■ **Document excerpt**
<<<<

Reino Paasilinna (5 December 1939 – 21 July 2022) was a Finnish politician who served as a Member of the European Parliament (MEP). He was a member of the Social Democratic Party of Finland, which is part of the Party of European Socialdemocrats. He was in the European Parliament from 1996 to 2009, and sat on the Parliament's Committee on Industry, Research and Energy.

Reino Paasilinna was born on Aunus, a ship on the Arctic Ocean, on the coast of Norway, where the Paasilinna family fled during the Winter War. His family is from Petsamo but they moved to Kittilä because the Soviet Union invaded Petsamo during the Winter War.

He was also a substitute for the Committee on Culture and Education, vice-chair of the delegation to the EU–Russia Parliamentary Cooperation Committee, and a substitute for the delegation for relations with the countries of Central America.

The writers Erno, Mauri and Arto Paasilinna were his brothers.

>>>>

■ **To be done**
Reproduce the biography of Reino Paasilinna word for word, in full.

■ **Recorded data**
<<<<

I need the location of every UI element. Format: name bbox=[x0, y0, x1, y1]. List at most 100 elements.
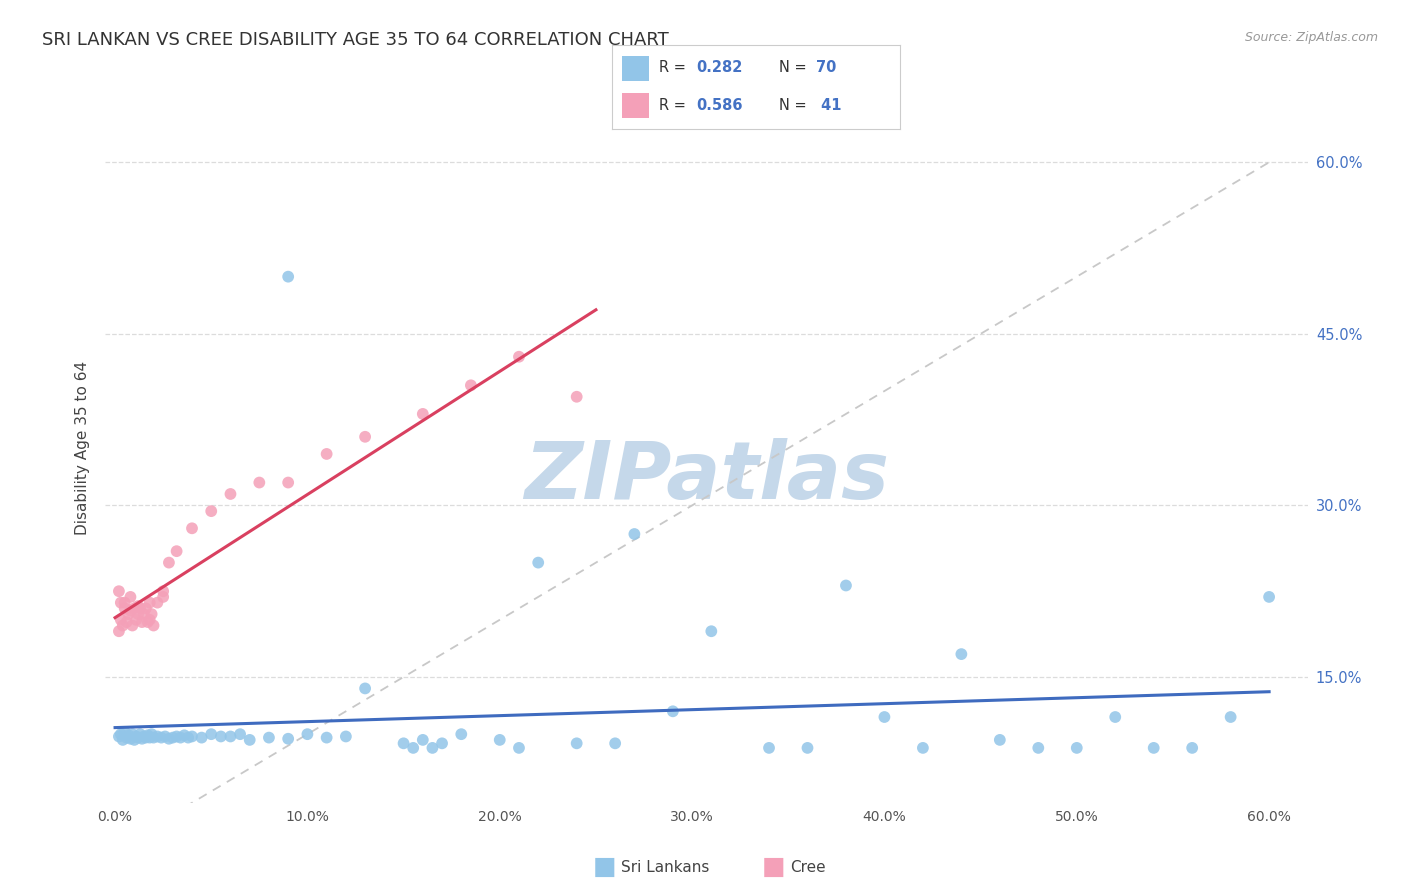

>>>>

■ **Completed exercise**
Reino Paasilinna (5 December 1939 – 21 July 2022) was a Finnish politician who served as a Member of the European Parliament (MEP). He was a member of the Social Democratic Party of Finland, which is part of the Party of European Socialdemocrats. He was in the European Parliament from 1996 to 2009, and sat on the Parliament's Committee on Industry, Research and Energy.

Reino Paasilinna was born on Aunus, a ship on the Arctic Ocean, on the coast of Norway, where the Paasilinna family fled during the Winter War. His family is from Petsamo but they moved to Kittilä because the Soviet Union invaded Petsamo during the Winter War.

He was also a substitute for the Committee on Culture and Education, vice-chair of the delegation to the EU–Russia Parliamentary Cooperation Committee, and a substitute for the delegation for relations with the countries of Central America.

The writers Erno, Mauri and Arto Paasilinna were his brothers.